• [Exercise]: Lines of the material that include the string "heading" should be returned.
──────── Exercise input ────────
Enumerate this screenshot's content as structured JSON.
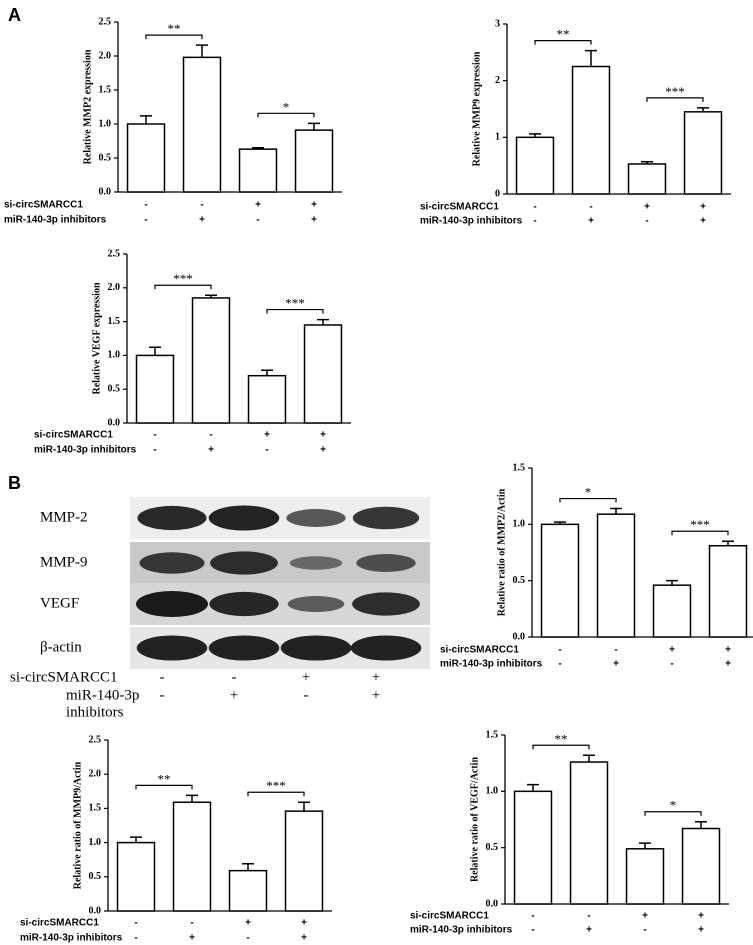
{
  "panels": [
    "A",
    "B"
  ],
  "chart_data": [
    {
      "type": "bar",
      "y_label": "Relative  MMP2 expression",
      "ylim": [
        0,
        2.5
      ],
      "yticks": [
        {
          "value": 0,
          "label": "0.0"
        },
        {
          "value": 0.5,
          "label": "0.5"
        },
        {
          "value": 1,
          "label": "1.0"
        },
        {
          "value": 1.5,
          "label": "1.5"
        },
        {
          "value": 2,
          "label": "2.0"
        },
        {
          "value": 2.5,
          "label": "2.5"
        }
      ],
      "values": [
        1.0,
        1.98,
        0.63,
        0.91
      ],
      "errors": [
        0.12,
        0.18,
        0.02,
        0.1
      ],
      "significance": [
        "**",
        "*"
      ],
      "conditions": [
        {
          "label": "si-circSMARCC1",
          "signs": [
            "-",
            "-",
            "+",
            "+"
          ]
        },
        {
          "label": "miR-140-3p inhibitors",
          "signs": [
            "-",
            "+",
            "-",
            "+"
          ]
        }
      ]
    },
    {
      "type": "bar",
      "y_label": "Relative  MMP9 expression",
      "ylim": [
        0,
        3
      ],
      "yticks": [
        0,
        1,
        2,
        3
      ],
      "values": [
        1.0,
        2.25,
        0.53,
        1.45
      ],
      "errors": [
        0.06,
        0.28,
        0.04,
        0.07
      ],
      "significance": [
        "**",
        "***"
      ],
      "conditions": [
        {
          "label": "si-circSMARCC1",
          "signs": [
            "-",
            "-",
            "+",
            "+"
          ]
        },
        {
          "label": "miR-140-3p inhibitors",
          "signs": [
            "-",
            "+",
            "-",
            "+"
          ]
        }
      ]
    },
    {
      "type": "bar",
      "y_label": "Relative  VEGF expression",
      "ylim": [
        0,
        2.5
      ],
      "yticks": [
        {
          "value": 0,
          "label": "0.0"
        },
        {
          "value": 0.5,
          "label": "0.5"
        },
        {
          "value": 1,
          "label": "1.0"
        },
        {
          "value": 1.5,
          "label": "1.5"
        },
        {
          "value": 2,
          "label": "2.0"
        },
        {
          "value": 2.5,
          "label": "2.5"
        }
      ],
      "values": [
        1.0,
        1.85,
        0.7,
        1.45
      ],
      "errors": [
        0.12,
        0.04,
        0.08,
        0.08
      ],
      "significance": [
        "***",
        "***"
      ],
      "conditions": [
        {
          "label": "si-circSMARCC1",
          "signs": [
            "-",
            "-",
            "+",
            "+"
          ]
        },
        {
          "label": "miR-140-3p inhibitors",
          "signs": [
            "-",
            "+",
            "-",
            "+"
          ]
        }
      ]
    },
    {
      "type": "bar",
      "y_label": "Relative ratio of MMP2/Actin",
      "ylim": [
        0,
        1.5
      ],
      "yticks": [
        {
          "value": 0,
          "label": "0.0"
        },
        {
          "value": 0.5,
          "label": "0.5"
        },
        {
          "value": 1,
          "label": "1.0"
        },
        {
          "value": 1.5,
          "label": "1.5"
        }
      ],
      "values": [
        1.0,
        1.09,
        0.46,
        0.81
      ],
      "errors": [
        0.02,
        0.05,
        0.04,
        0.04
      ],
      "significance": [
        "*",
        "***"
      ],
      "conditions": [
        {
          "label": "si-circSMARCC1",
          "signs": [
            "-",
            "-",
            "+",
            "+"
          ]
        },
        {
          "label": "miR-140-3p inhibitors",
          "signs": [
            "-",
            "+",
            "-",
            "+"
          ]
        }
      ]
    },
    {
      "type": "bar",
      "y_label": "Relative ratio of MMP9/Actin",
      "ylim": [
        0,
        2.5
      ],
      "yticks": [
        {
          "value": 0,
          "label": "0.0"
        },
        {
          "value": 0.5,
          "label": "0.5"
        },
        {
          "value": 1,
          "label": "1.0"
        },
        {
          "value": 1.5,
          "label": "1.5"
        },
        {
          "value": 2,
          "label": "2.0"
        },
        {
          "value": 2.5,
          "label": "2.5"
        }
      ],
      "values": [
        1.0,
        1.59,
        0.59,
        1.46
      ],
      "errors": [
        0.08,
        0.1,
        0.1,
        0.13
      ],
      "significance": [
        "**",
        "***"
      ],
      "conditions": [
        {
          "label": "si-circSMARCC1",
          "signs": [
            "-",
            "-",
            "+",
            "+"
          ]
        },
        {
          "label": "miR-140-3p inhibitors",
          "signs": [
            "-",
            "+",
            "-",
            "+"
          ]
        }
      ]
    },
    {
      "type": "bar",
      "y_label": "Relative ratio of VEGF/Actin",
      "ylim": [
        0,
        1.5
      ],
      "yticks": [
        {
          "value": 0,
          "label": "0.0"
        },
        {
          "value": 0.5,
          "label": "0.5"
        },
        {
          "value": 1,
          "label": "1.0"
        },
        {
          "value": 1.5,
          "label": "1.5"
        }
      ],
      "values": [
        1.0,
        1.26,
        0.49,
        0.67
      ],
      "errors": [
        0.06,
        0.06,
        0.05,
        0.06
      ],
      "significance": [
        "**",
        "*"
      ],
      "conditions": [
        {
          "label": "si-circSMARCC1",
          "signs": [
            "-",
            "-",
            "+",
            "+"
          ]
        },
        {
          "label": "miR-140-3p inhibitors",
          "signs": [
            "-",
            "+",
            "-",
            "+"
          ]
        }
      ]
    }
  ],
  "blot": {
    "proteins": [
      "MMP-2",
      "MMP-9",
      "VEGF",
      "β-actin"
    ],
    "conditions": [
      {
        "lines": [
          "si-circSMARCC1"
        ],
        "signs": [
          "-",
          "-",
          "+",
          "+"
        ]
      },
      {
        "lines": [
          "miR-140-3p",
          "inhibitors"
        ],
        "signs": [
          "-",
          "+",
          "-",
          "+"
        ]
      }
    ]
  }
}
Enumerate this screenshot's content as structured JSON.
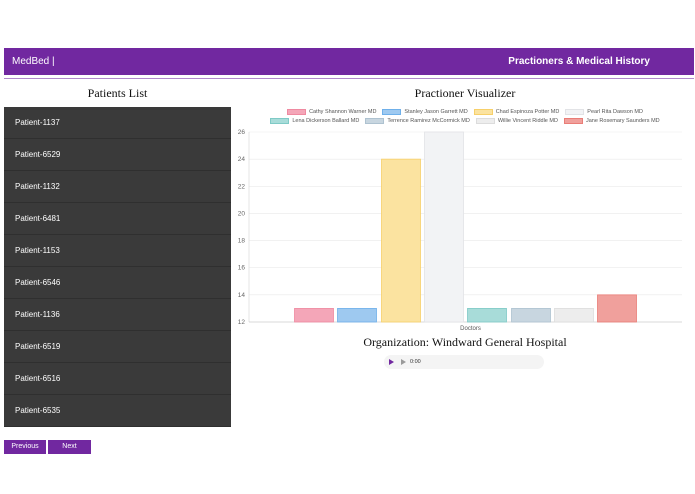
{
  "header": {
    "brand": "MedBed |",
    "title": "Practioners & Medical History",
    "accent_color": "#7128a0"
  },
  "patients": {
    "heading": "Patients List",
    "items": [
      "Patient-1137",
      "Patient-6529",
      "Patient-1132",
      "Patient-6481",
      "Patient-1153",
      "Patient-6546",
      "Patient-1136",
      "Patient-6519",
      "Patient-6516",
      "Patient-6535"
    ],
    "previous_label": "Previous",
    "next_label": "Next"
  },
  "visualizer": {
    "heading": "Practioner Visualizer",
    "organization": "Organization: Windward General Hospital"
  },
  "chart_data": {
    "type": "bar",
    "xlabel": "Doctors",
    "ylim": [
      12,
      26
    ],
    "yticks": [
      12,
      14,
      16,
      18,
      20,
      22,
      24,
      26
    ],
    "grid": true,
    "legend_position": "top",
    "series": [
      {
        "name": "Cathy Shannon Warner MD",
        "value": 13,
        "fill": "#f4a6b8",
        "stroke": "#ef8aa1"
      },
      {
        "name": "Stanley Jason Garrett MD",
        "value": 13,
        "fill": "#9ec9f0",
        "stroke": "#6fb0ea"
      },
      {
        "name": "Chad Espinoza Potter MD",
        "value": 24,
        "fill": "#fbe3a0",
        "stroke": "#f7d06a"
      },
      {
        "name": "Pearl Rita Dawson MD",
        "value": 26,
        "fill": "#f2f3f5",
        "stroke": "#e2e3e6"
      },
      {
        "name": "Lena Dickerson Ballard MD",
        "value": 13,
        "fill": "#a8dcd9",
        "stroke": "#7fcac6"
      },
      {
        "name": "Terrence Ramirez McCormick MD",
        "value": 13,
        "fill": "#c8d6e0",
        "stroke": "#aec2d0"
      },
      {
        "name": "Willie Vincent Riddle MD",
        "value": 13,
        "fill": "#ededed",
        "stroke": "#dcdcdc"
      },
      {
        "name": "Jane Rosemary Saunders MD",
        "value": 14,
        "fill": "#f0a09c",
        "stroke": "#e97d77"
      }
    ]
  },
  "audio": {
    "time": "0:00"
  }
}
────────
• [Solution to this exercise]:
    "heading": "Patients List",
    "heading": "Practioner Visualizer",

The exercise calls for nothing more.